Instructions for the task:
Gather all lines with the word "software" in them.

▼

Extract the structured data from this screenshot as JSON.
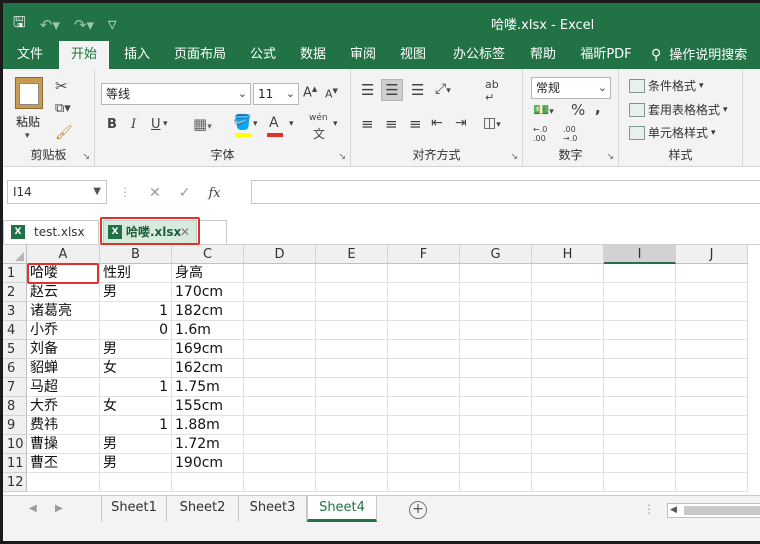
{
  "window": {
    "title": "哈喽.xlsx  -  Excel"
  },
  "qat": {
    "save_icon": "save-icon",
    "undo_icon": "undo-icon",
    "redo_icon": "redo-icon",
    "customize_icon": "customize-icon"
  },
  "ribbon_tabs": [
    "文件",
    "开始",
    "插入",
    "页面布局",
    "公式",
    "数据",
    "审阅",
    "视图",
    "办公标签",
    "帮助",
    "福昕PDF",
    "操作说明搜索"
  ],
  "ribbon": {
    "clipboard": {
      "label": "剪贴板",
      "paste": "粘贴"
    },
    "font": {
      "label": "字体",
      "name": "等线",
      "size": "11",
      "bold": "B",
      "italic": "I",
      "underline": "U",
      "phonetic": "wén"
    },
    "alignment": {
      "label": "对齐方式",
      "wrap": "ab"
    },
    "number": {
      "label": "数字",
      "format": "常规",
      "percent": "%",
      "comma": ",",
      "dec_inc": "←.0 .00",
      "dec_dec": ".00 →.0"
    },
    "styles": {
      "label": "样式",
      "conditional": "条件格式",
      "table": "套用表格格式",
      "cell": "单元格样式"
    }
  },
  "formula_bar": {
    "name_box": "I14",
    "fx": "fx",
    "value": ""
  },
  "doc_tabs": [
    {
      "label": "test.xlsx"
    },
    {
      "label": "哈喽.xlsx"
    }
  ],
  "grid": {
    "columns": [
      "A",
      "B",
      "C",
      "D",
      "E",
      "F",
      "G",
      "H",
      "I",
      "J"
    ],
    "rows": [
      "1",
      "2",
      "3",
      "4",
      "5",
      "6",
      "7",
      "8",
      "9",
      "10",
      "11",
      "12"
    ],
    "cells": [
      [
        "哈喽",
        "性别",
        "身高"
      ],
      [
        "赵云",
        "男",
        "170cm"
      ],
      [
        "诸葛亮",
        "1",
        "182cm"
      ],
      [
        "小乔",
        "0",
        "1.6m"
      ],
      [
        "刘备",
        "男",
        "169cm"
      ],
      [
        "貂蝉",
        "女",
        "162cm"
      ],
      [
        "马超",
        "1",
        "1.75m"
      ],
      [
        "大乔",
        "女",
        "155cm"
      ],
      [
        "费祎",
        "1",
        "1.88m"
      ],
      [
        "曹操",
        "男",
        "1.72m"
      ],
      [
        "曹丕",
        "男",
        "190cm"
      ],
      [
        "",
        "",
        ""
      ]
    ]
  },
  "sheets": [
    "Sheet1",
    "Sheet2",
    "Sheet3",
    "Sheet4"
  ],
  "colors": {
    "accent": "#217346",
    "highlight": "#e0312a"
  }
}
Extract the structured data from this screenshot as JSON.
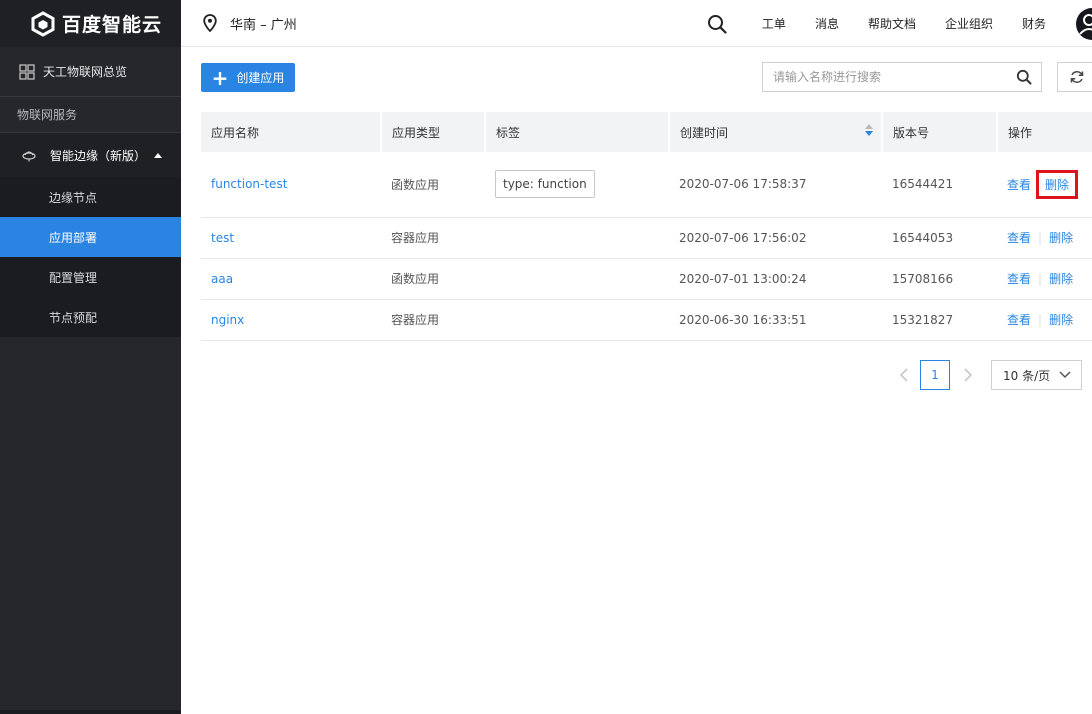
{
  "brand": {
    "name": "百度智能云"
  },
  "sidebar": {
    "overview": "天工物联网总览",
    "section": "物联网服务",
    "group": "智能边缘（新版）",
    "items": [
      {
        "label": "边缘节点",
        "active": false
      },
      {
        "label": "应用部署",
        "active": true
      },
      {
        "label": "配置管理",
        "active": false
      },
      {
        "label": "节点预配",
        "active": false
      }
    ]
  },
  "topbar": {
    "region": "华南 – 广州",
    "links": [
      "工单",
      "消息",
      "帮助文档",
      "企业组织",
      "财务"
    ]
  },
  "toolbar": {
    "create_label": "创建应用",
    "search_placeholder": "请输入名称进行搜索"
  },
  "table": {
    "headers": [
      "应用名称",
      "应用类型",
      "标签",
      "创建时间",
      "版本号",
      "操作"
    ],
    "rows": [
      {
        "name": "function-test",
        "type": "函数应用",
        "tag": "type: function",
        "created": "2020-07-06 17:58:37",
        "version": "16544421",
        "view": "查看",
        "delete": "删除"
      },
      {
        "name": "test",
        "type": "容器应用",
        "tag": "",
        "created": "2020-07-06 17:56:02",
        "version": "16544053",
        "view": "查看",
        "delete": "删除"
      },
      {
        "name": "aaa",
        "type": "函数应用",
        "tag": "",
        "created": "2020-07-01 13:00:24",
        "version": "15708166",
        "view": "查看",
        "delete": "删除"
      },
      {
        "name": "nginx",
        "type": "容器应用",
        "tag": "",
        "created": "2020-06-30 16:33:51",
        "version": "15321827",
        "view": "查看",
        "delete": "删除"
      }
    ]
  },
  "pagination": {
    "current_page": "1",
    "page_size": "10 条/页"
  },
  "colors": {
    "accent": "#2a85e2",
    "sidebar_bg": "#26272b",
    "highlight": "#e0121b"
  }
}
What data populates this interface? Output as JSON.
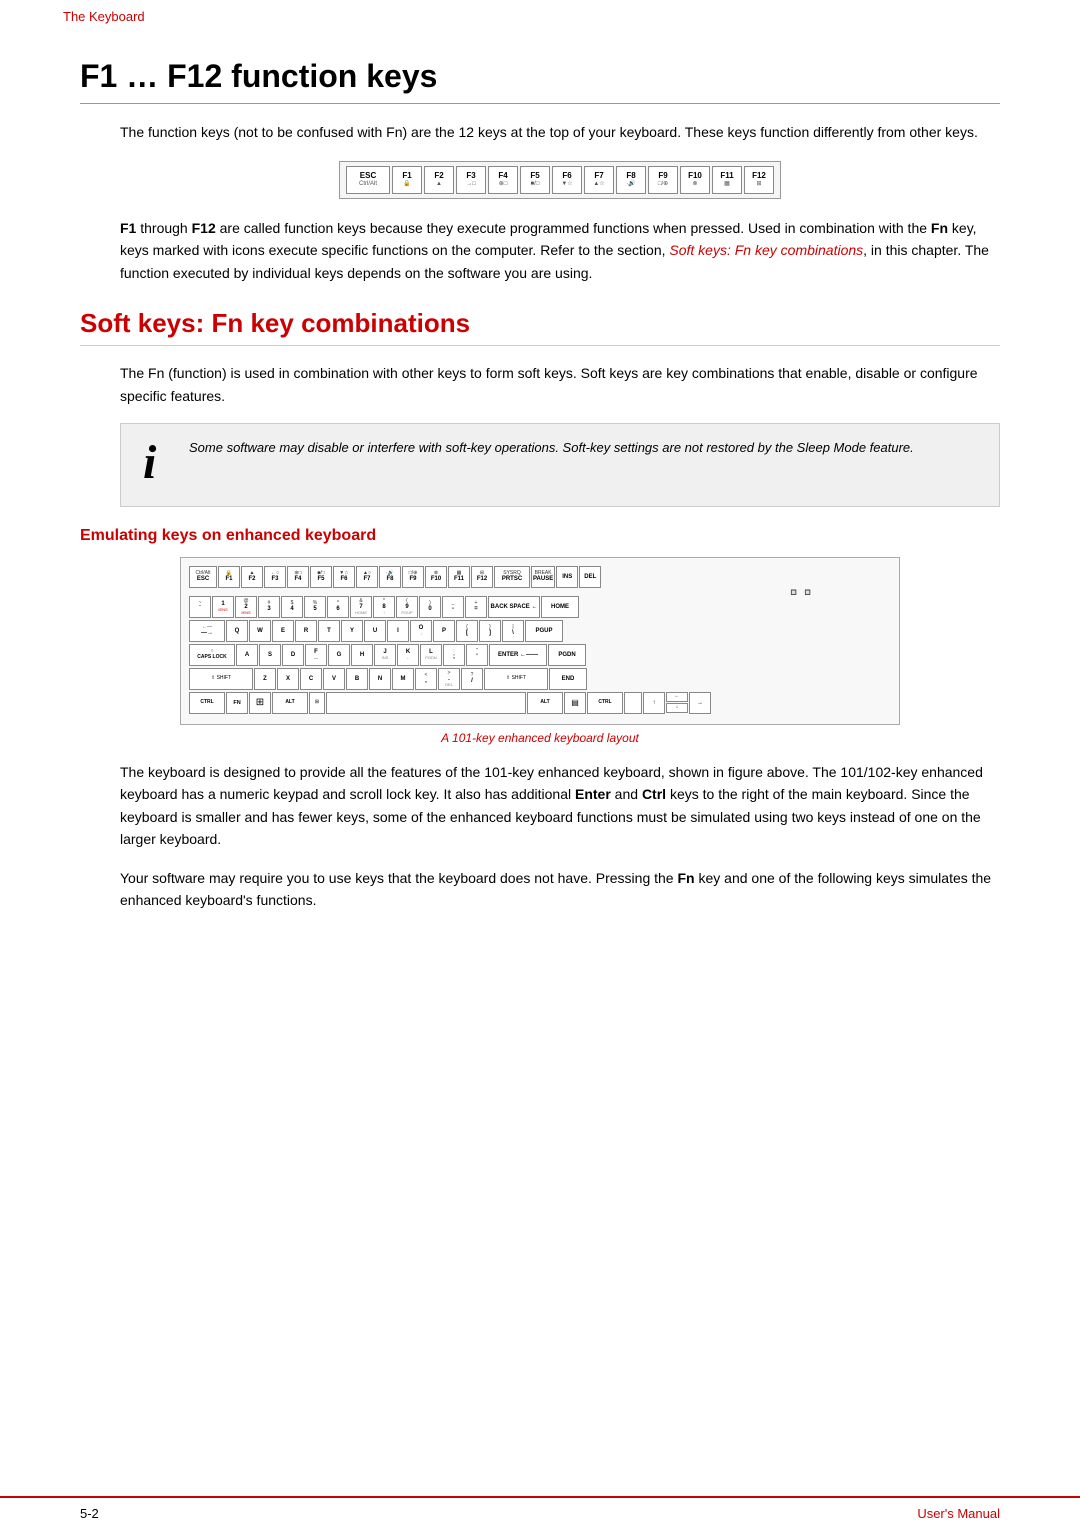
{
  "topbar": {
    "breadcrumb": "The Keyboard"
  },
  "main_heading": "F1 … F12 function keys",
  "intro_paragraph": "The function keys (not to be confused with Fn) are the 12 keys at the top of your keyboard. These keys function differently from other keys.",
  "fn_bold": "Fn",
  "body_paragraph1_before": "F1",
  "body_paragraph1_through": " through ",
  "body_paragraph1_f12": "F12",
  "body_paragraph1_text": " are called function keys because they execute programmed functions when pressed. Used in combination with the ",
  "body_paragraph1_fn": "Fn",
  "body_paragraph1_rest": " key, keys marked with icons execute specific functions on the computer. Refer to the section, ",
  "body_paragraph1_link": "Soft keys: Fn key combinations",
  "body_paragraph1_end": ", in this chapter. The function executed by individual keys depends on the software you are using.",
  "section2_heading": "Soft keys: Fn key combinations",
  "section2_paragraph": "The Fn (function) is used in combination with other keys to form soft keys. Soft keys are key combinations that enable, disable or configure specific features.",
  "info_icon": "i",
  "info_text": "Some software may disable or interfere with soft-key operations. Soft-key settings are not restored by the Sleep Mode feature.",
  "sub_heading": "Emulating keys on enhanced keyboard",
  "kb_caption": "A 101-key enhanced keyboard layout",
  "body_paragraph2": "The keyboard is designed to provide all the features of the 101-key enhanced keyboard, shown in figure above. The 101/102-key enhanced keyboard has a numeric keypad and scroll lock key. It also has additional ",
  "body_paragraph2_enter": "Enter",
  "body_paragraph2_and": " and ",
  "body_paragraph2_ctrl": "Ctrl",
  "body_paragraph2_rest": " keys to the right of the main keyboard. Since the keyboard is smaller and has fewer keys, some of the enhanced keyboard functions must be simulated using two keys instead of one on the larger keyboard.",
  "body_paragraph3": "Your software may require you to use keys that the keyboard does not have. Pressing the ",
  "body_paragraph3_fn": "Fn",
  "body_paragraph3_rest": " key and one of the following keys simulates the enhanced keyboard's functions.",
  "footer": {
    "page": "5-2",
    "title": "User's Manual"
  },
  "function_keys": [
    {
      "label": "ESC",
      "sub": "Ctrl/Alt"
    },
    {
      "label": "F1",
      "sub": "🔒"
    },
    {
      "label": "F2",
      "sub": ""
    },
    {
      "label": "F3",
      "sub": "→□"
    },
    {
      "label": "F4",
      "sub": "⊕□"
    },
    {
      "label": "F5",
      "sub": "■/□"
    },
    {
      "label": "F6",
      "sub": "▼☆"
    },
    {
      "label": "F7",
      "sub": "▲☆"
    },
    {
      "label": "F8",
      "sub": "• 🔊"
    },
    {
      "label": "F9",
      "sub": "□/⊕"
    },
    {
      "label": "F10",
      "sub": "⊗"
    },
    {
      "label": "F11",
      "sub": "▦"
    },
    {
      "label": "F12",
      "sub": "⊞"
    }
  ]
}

▲

Exercise response:
  "body_paragraph1_end": ", in this chapter. The function executed by individual keys depends on the software you are using.",
  "info_text": "Some software may disable or interfere with soft-key operations. Soft-key settings are not restored by the Sleep Mode feature.",
  "body_paragraph3": "Your software may require you to use keys that the keyboard does not have. Pressing the ",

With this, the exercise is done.